Set every record down verbatim and omit the pictures.

=== Input ===

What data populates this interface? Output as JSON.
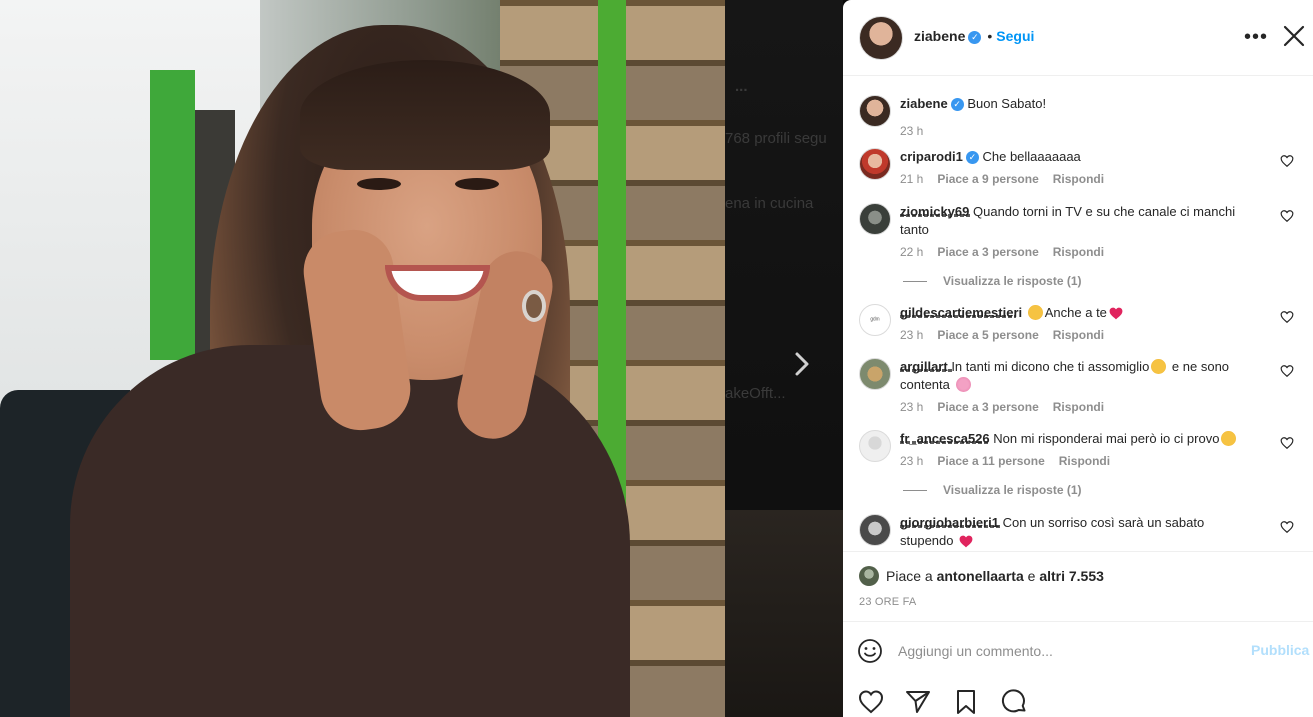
{
  "post": {
    "author": "ziabene",
    "follow_label": "Segui",
    "caption": "Buon Sabato!",
    "caption_time": "23 h"
  },
  "comments": [
    {
      "user": "criparodi1",
      "verified": true,
      "text": "Che bellaaaaaaa",
      "time": "21 h",
      "likes": "Piace a 9 persone",
      "reply": "Rispondi"
    },
    {
      "user": "ziomicky69",
      "verified": false,
      "text": "Quando torni in TV e su che canale ci manchi tanto",
      "time": "22 h",
      "likes": "Piace a 3 persone",
      "reply": "Rispondi",
      "view_replies": "Visualizza le risposte (1)"
    },
    {
      "user": "gildescartiemestieri",
      "verified": false,
      "text": "Anche a te",
      "time": "23 h",
      "likes": "Piace a 5 persone",
      "reply": "Rispondi"
    },
    {
      "user": "argillart",
      "verified": false,
      "text": "In tanti mi dicono che ti assomiglio",
      "text2": "e ne sono contenta",
      "time": "23 h",
      "likes": "Piace a 3 persone",
      "reply": "Rispondi"
    },
    {
      "user": "fr_ancesca526",
      "verified": false,
      "text": "Non mi risponderai mai però io ci provo",
      "time": "23 h",
      "likes": "Piace a 11 persone",
      "reply": "Rispondi",
      "view_replies": "Visualizza le risposte (1)"
    },
    {
      "user": "giorgiobarbieri1",
      "verified": false,
      "text": "Con un sorriso così sarà un sabato stupendo"
    }
  ],
  "likes": {
    "prefix": "Piace a",
    "user": "antonellaarta",
    "joiner": "e",
    "others": "altri 7.553"
  },
  "time_ago": "23 ORE FA",
  "comment_bar": {
    "placeholder": "Aggiungi un commento...",
    "publish_label": "Pubblica"
  },
  "icons": {
    "more": "more-options-icon",
    "close": "close-icon",
    "next": "chevron-right-icon",
    "emoji": "emoji-smile-icon",
    "like": "heart-icon",
    "share": "paper-plane-icon",
    "save": "bookmark-icon",
    "comment": "speech-bubble-icon"
  },
  "colors": {
    "accent": "#0095f6",
    "verified": "#3897f0",
    "muted": "#8e8e8e",
    "publish_disabled": "#b2dffc"
  },
  "background_ghost": {
    "dots": "...",
    "follows": "768 profili segu",
    "bio": "ena in cucina",
    "link": "akeOfft..."
  }
}
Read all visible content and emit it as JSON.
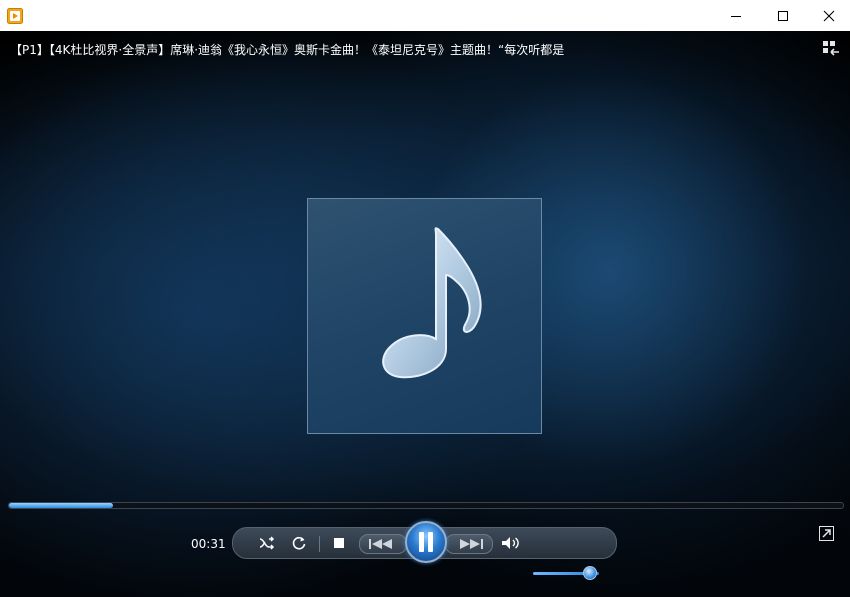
{
  "window": {
    "title_bar_title": "",
    "buttons": [
      "minimize",
      "maximize",
      "close"
    ]
  },
  "player": {
    "media_title": "【P1】【4K杜比视界·全景声】席琳·迪翁《我心永恒》奥斯卡金曲！《泰坦尼克号》主题曲！“每次听都是",
    "elapsed": "00:31",
    "progress_fraction": 0.125,
    "volume_fraction": 0.85,
    "state": "playing"
  },
  "icons": {
    "app": "media-player-icon",
    "switch_view": "switch-to-library-icon",
    "shuffle": "shuffle-icon",
    "repeat": "repeat-icon",
    "stop": "stop-icon",
    "previous": "previous-icon",
    "play_pause": "pause-icon",
    "next": "next-icon",
    "mute": "volume-icon",
    "fullscreen": "fullscreen-icon",
    "album_art": "music-note-icon"
  },
  "colors": {
    "accent": "#2a7ad0",
    "background": "#000000",
    "titlebar": "#ffffff"
  }
}
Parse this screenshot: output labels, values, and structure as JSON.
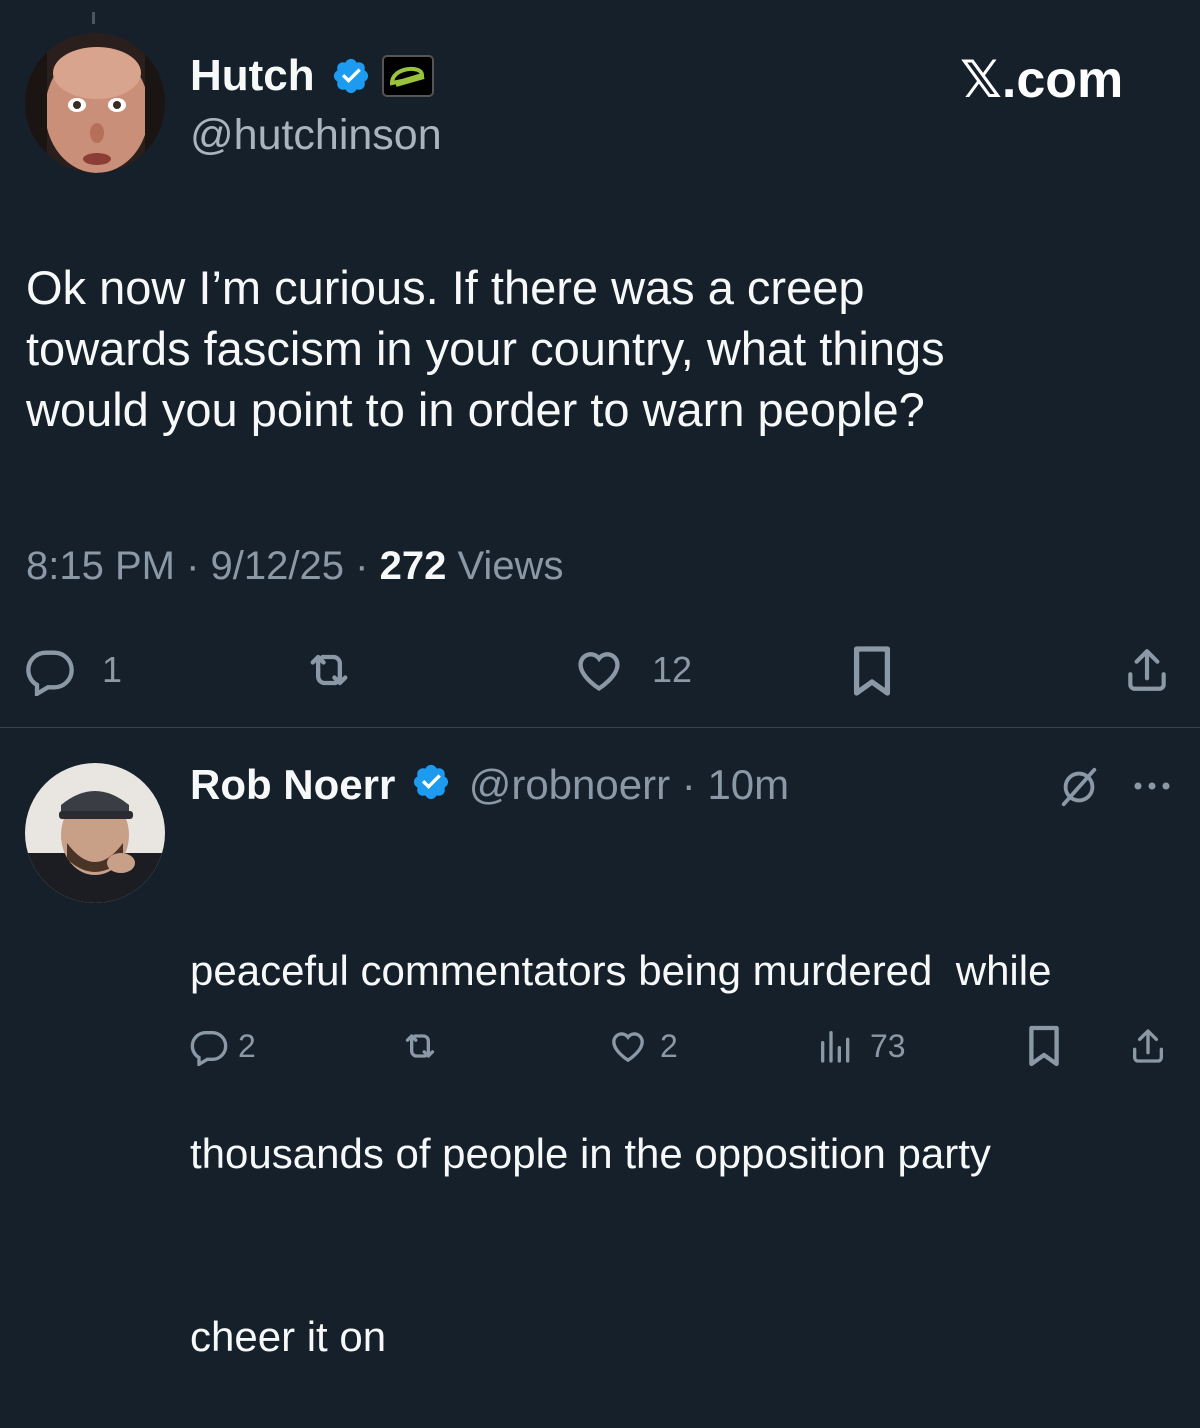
{
  "watermark": "𝕏.com",
  "main_tweet": {
    "display_name": "Hutch",
    "handle": "@hutchinson",
    "text_lines": [
      "Ok now I’m curious. If there was a creep",
      "towards fascism in your country, what things",
      "would you point to in order to warn people?"
    ],
    "time": "8:15 PM",
    "sep1": "·",
    "date": "9/12/25",
    "sep2": "·",
    "views_count": "272",
    "views_label": "Views",
    "replies": "1",
    "likes": "12",
    "icons": [
      "reply-icon",
      "retweet-icon",
      "like-icon",
      "bookmark-icon",
      "share-icon"
    ]
  },
  "reply_tweet": {
    "display_name": "Rob Noerr",
    "handle": "@robnoerr",
    "sep": "·",
    "time_ago": "10m",
    "text_lines": [
      "peaceful commentators being murdered  while",
      "thousands of people in the opposition party",
      "cheer it on"
    ],
    "replies": "2",
    "likes": "2",
    "views": "73",
    "icons": [
      "reply-icon",
      "retweet-icon",
      "like-icon",
      "analytics-icon",
      "bookmark-icon",
      "share-icon",
      "grok-icon",
      "more-icon"
    ]
  },
  "colors": {
    "background": "#15202b",
    "text": "#f7f9f9",
    "muted": "#8b98a5",
    "verified": "#1d9bf0",
    "divider": "#38444d",
    "badge_green": "#9ac33c"
  }
}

===

■ **In response**
What data populates this interface? Output as JSON.
{
  "post": {
    "author": "ziabene",
    "follow_label": "Segui",
    "caption": "Buon Sabato!",
    "caption_time": "23 h"
  },
  "comments": [
    {
      "user": "criparodi1",
      "verified": true,
      "text": "Che bellaaaaaaa",
      "time": "21 h",
      "likes": "Piace a 9 persone",
      "reply": "Rispondi"
    },
    {
      "user": "ziomicky69",
      "verified": false,
      "text": "Quando torni in TV e su che canale ci manchi tanto",
      "time": "22 h",
      "likes": "Piace a 3 persone",
      "reply": "Rispondi",
      "view_replies": "Visualizza le risposte (1)"
    },
    {
      "user": "gildescartiemestieri",
      "verified": false,
      "text": "Anche a te",
      "time": "23 h",
      "likes": "Piace a 5 persone",
      "reply": "Rispondi"
    },
    {
      "user": "argillart",
      "verified": false,
      "text": "In tanti mi dicono che ti assomiglio",
      "text2": "e ne sono contenta",
      "time": "23 h",
      "likes": "Piace a 3 persone",
      "reply": "Rispondi"
    },
    {
      "user": "fr_ancesca526",
      "verified": false,
      "text": "Non mi risponderai mai però io ci provo",
      "time": "23 h",
      "likes": "Piace a 11 persone",
      "reply": "Rispondi",
      "view_replies": "Visualizza le risposte (1)"
    },
    {
      "user": "giorgiobarbieri1",
      "verified": false,
      "text": "Con un sorriso così sarà un sabato stupendo"
    }
  ],
  "likes": {
    "prefix": "Piace a",
    "user": "antonellaarta",
    "joiner": "e",
    "others": "altri 7.553"
  },
  "time_ago": "23 ORE FA",
  "comment_bar": {
    "placeholder": "Aggiungi un commento...",
    "publish_label": "Pubblica"
  },
  "icons": {
    "more": "more-options-icon",
    "close": "close-icon",
    "next": "chevron-right-icon",
    "emoji": "emoji-smile-icon",
    "like": "heart-icon",
    "share": "paper-plane-icon",
    "save": "bookmark-icon",
    "comment": "speech-bubble-icon"
  },
  "colors": {
    "accent": "#0095f6",
    "verified": "#3897f0",
    "muted": "#8e8e8e",
    "publish_disabled": "#b2dffc"
  },
  "background_ghost": {
    "dots": "...",
    "follows": "768 profili segu",
    "bio": "ena in cucina",
    "link": "akeOfft..."
  }
}
Read all visible content and emit it as JSON.
{
  "window": {
    "title_bar_title": "",
    "buttons": [
      "minimize",
      "maximize",
      "close"
    ]
  },
  "player": {
    "media_title": "【P1】【4K杜比视界·全景声】席琳·迪翁《我心永恒》奥斯卡金曲！《泰坦尼克号》主题曲！“每次听都是",
    "elapsed": "00:31",
    "progress_fraction": 0.125,
    "volume_fraction": 0.85,
    "state": "playing"
  },
  "icons": {
    "app": "media-player-icon",
    "switch_view": "switch-to-library-icon",
    "shuffle": "shuffle-icon",
    "repeat": "repeat-icon",
    "stop": "stop-icon",
    "previous": "previous-icon",
    "play_pause": "pause-icon",
    "next": "next-icon",
    "mute": "volume-icon",
    "fullscreen": "fullscreen-icon",
    "album_art": "music-note-icon"
  },
  "colors": {
    "accent": "#2a7ad0",
    "background": "#000000",
    "titlebar": "#ffffff"
  }
}
Parse this screenshot: output labels, values, and structure as JSON.
{
  "watermark": "𝕏.com",
  "main_tweet": {
    "display_name": "Hutch",
    "handle": "@hutchinson",
    "text_lines": [
      "Ok now I’m curious. If there was a creep",
      "towards fascism in your country, what things",
      "would you point to in order to warn people?"
    ],
    "time": "8:15 PM",
    "sep1": "·",
    "date": "9/12/25",
    "sep2": "·",
    "views_count": "272",
    "views_label": "Views",
    "replies": "1",
    "likes": "12",
    "icons": [
      "reply-icon",
      "retweet-icon",
      "like-icon",
      "bookmark-icon",
      "share-icon"
    ]
  },
  "reply_tweet": {
    "display_name": "Rob Noerr",
    "handle": "@robnoerr",
    "sep": "·",
    "time_ago": "10m",
    "text_lines": [
      "peaceful commentators being murdered  while",
      "thousands of people in the opposition party",
      "cheer it on"
    ],
    "replies": "2",
    "likes": "2",
    "views": "73",
    "icons": [
      "reply-icon",
      "retweet-icon",
      "like-icon",
      "analytics-icon",
      "bookmark-icon",
      "share-icon",
      "grok-icon",
      "more-icon"
    ]
  },
  "colors": {
    "background": "#15202b",
    "text": "#f7f9f9",
    "muted": "#8b98a5",
    "verified": "#1d9bf0",
    "divider": "#38444d",
    "badge_green": "#9ac33c"
  }
}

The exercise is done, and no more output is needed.